Material for this exercise
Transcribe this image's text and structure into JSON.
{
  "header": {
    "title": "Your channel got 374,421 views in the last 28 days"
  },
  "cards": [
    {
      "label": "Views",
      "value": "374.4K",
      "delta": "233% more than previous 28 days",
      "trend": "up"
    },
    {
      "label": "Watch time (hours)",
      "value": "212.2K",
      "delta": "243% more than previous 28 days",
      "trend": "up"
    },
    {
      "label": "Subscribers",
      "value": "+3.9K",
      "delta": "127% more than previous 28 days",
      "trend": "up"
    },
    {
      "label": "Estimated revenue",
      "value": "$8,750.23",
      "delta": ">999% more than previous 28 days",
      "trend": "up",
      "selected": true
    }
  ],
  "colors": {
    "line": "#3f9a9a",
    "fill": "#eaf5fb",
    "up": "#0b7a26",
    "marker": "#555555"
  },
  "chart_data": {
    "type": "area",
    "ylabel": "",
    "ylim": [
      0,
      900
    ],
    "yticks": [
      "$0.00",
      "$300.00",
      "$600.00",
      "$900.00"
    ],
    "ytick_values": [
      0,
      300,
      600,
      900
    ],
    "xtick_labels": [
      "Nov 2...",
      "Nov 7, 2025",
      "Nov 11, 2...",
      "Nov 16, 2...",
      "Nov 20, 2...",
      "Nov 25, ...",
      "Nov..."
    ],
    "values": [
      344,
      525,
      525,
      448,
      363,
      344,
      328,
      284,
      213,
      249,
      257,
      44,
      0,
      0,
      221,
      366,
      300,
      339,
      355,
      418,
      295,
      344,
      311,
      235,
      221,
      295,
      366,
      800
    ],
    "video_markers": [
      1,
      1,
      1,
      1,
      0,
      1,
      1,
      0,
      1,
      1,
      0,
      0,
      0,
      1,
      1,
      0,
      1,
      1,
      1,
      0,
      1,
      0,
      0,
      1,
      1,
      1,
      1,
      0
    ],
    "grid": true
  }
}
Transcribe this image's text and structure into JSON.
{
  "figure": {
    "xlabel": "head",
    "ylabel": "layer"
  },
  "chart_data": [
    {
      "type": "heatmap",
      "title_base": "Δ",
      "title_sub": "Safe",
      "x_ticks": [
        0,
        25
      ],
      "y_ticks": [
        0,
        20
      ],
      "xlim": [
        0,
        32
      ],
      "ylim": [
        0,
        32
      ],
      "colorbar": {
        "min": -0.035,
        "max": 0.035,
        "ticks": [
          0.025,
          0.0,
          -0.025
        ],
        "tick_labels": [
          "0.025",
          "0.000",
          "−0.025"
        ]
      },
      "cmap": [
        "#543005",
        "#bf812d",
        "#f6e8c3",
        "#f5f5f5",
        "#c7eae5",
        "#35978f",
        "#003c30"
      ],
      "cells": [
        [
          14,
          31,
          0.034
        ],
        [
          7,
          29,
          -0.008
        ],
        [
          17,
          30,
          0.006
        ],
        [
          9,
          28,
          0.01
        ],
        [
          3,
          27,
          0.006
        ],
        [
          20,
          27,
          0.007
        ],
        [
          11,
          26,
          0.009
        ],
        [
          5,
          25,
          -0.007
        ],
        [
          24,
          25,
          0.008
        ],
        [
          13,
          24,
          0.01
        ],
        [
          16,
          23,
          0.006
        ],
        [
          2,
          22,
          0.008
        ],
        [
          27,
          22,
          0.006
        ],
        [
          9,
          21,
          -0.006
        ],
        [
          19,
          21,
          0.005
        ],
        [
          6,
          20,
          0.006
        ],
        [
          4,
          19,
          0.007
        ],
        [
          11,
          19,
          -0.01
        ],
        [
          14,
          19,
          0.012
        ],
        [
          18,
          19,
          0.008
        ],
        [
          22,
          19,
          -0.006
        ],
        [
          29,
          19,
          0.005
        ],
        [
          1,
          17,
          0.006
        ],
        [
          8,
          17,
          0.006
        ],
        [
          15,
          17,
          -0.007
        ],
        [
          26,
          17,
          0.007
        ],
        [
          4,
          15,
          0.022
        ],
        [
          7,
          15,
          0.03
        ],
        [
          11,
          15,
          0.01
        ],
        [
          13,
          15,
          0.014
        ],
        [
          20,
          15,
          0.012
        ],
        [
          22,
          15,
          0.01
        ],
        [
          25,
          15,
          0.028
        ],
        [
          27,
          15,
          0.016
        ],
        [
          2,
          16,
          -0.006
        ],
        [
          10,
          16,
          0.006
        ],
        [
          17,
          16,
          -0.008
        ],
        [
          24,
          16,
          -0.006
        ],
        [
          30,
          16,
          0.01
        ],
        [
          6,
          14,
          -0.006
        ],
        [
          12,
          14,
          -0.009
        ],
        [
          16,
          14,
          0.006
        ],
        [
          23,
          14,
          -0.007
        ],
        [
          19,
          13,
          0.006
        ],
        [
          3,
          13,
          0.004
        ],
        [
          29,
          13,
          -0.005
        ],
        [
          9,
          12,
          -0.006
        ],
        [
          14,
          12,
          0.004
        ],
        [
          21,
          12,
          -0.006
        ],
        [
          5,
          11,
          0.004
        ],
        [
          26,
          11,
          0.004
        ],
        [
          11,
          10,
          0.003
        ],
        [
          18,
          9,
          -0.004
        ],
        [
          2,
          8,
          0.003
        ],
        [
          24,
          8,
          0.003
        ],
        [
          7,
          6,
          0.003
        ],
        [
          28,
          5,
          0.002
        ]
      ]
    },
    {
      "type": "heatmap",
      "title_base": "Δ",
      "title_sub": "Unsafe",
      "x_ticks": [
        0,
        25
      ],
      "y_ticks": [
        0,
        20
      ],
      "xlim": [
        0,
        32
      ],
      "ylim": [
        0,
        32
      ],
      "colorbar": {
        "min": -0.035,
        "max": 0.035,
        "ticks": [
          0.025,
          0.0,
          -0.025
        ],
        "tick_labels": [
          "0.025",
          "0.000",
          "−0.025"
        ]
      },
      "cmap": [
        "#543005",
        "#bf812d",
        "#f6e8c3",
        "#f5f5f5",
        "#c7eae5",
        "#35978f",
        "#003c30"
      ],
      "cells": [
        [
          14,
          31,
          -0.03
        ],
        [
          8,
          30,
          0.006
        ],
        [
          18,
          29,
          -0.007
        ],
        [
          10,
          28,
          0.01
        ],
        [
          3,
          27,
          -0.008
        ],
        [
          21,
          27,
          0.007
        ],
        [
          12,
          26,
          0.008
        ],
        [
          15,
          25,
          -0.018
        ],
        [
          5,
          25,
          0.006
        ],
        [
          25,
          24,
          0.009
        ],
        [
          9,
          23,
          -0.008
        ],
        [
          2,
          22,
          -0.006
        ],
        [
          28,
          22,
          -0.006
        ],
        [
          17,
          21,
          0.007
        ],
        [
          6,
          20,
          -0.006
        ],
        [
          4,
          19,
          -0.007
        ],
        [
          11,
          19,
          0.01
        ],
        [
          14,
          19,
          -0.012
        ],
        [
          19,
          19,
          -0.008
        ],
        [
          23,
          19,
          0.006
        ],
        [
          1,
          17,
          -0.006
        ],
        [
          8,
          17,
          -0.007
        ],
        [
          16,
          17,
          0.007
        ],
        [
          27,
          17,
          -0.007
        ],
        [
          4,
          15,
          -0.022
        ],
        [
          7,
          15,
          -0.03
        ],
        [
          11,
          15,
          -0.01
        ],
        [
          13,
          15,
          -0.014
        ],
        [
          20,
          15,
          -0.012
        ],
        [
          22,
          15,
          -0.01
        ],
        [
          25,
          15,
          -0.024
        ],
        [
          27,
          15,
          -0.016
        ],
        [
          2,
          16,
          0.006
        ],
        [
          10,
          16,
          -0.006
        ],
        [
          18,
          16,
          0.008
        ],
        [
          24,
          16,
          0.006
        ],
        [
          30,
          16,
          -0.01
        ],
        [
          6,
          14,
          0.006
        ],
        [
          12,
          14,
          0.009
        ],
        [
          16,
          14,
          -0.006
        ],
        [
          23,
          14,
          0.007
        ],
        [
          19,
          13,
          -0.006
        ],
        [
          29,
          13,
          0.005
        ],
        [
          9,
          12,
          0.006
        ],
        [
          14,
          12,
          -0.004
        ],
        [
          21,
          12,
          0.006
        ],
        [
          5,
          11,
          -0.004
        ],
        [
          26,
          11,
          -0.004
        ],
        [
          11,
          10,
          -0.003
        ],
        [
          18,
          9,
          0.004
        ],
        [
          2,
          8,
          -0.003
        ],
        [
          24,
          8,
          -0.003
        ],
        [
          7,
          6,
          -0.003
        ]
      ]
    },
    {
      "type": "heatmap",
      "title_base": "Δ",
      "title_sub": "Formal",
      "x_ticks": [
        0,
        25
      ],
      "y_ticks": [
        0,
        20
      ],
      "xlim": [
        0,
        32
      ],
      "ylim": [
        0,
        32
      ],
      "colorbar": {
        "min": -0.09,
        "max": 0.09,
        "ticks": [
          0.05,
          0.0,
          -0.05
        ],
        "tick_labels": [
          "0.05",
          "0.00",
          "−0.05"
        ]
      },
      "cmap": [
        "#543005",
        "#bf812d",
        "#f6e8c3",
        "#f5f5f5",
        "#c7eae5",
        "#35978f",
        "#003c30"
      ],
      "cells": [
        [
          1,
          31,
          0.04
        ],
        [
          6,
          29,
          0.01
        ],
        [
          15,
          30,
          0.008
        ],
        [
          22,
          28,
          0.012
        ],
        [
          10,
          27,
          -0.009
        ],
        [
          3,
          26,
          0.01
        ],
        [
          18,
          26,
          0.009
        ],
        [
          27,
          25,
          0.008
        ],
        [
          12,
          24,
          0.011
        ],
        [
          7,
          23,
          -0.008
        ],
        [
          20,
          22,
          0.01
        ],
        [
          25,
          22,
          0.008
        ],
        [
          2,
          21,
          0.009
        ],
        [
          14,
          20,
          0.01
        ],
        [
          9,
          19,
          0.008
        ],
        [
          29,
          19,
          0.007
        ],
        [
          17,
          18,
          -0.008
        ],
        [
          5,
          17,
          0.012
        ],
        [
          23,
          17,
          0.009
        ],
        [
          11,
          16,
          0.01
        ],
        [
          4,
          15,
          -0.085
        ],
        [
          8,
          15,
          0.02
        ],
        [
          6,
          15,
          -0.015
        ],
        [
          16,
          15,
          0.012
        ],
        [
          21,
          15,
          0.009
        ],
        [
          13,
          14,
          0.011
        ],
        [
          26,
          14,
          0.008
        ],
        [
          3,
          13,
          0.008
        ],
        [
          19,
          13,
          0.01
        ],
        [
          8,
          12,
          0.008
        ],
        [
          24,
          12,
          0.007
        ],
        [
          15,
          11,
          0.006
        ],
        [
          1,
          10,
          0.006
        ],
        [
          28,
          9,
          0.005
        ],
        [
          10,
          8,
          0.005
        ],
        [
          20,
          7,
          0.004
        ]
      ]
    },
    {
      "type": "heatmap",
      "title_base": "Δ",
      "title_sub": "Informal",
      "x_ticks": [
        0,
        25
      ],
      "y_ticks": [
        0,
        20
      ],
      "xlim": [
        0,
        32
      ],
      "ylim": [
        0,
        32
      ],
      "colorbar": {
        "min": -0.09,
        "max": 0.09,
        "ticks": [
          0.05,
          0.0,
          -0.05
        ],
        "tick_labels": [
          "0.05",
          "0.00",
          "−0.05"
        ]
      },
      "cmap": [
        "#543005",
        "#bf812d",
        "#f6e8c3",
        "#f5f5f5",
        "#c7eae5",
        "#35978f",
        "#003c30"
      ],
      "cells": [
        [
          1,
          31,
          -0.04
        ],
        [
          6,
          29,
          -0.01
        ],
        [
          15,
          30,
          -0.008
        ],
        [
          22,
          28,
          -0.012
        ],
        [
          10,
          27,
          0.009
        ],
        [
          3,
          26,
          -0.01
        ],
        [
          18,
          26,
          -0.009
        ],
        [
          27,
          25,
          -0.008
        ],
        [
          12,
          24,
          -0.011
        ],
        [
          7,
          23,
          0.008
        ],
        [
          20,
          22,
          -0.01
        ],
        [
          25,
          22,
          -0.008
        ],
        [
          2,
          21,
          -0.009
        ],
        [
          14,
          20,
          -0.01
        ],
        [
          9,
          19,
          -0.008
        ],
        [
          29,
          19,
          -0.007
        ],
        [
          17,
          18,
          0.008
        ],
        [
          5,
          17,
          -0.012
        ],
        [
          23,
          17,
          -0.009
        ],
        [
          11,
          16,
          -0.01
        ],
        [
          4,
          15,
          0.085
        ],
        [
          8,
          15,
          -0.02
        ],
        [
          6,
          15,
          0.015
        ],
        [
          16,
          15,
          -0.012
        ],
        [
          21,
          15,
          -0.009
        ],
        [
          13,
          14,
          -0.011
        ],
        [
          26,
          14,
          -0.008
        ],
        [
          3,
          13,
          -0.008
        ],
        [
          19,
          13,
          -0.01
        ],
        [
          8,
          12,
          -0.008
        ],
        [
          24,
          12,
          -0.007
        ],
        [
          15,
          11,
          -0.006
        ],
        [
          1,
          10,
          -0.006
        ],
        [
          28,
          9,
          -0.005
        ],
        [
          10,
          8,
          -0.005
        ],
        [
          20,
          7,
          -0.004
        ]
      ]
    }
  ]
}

Work to do
Go through the material above and copy each line that has the word "than".

Complete answer
      "delta": "233% more than previous 28 days",
      "delta": "243% more than previous 28 days",
      "delta": "127% more than previous 28 days",
      "delta": ">999% more than previous 28 days",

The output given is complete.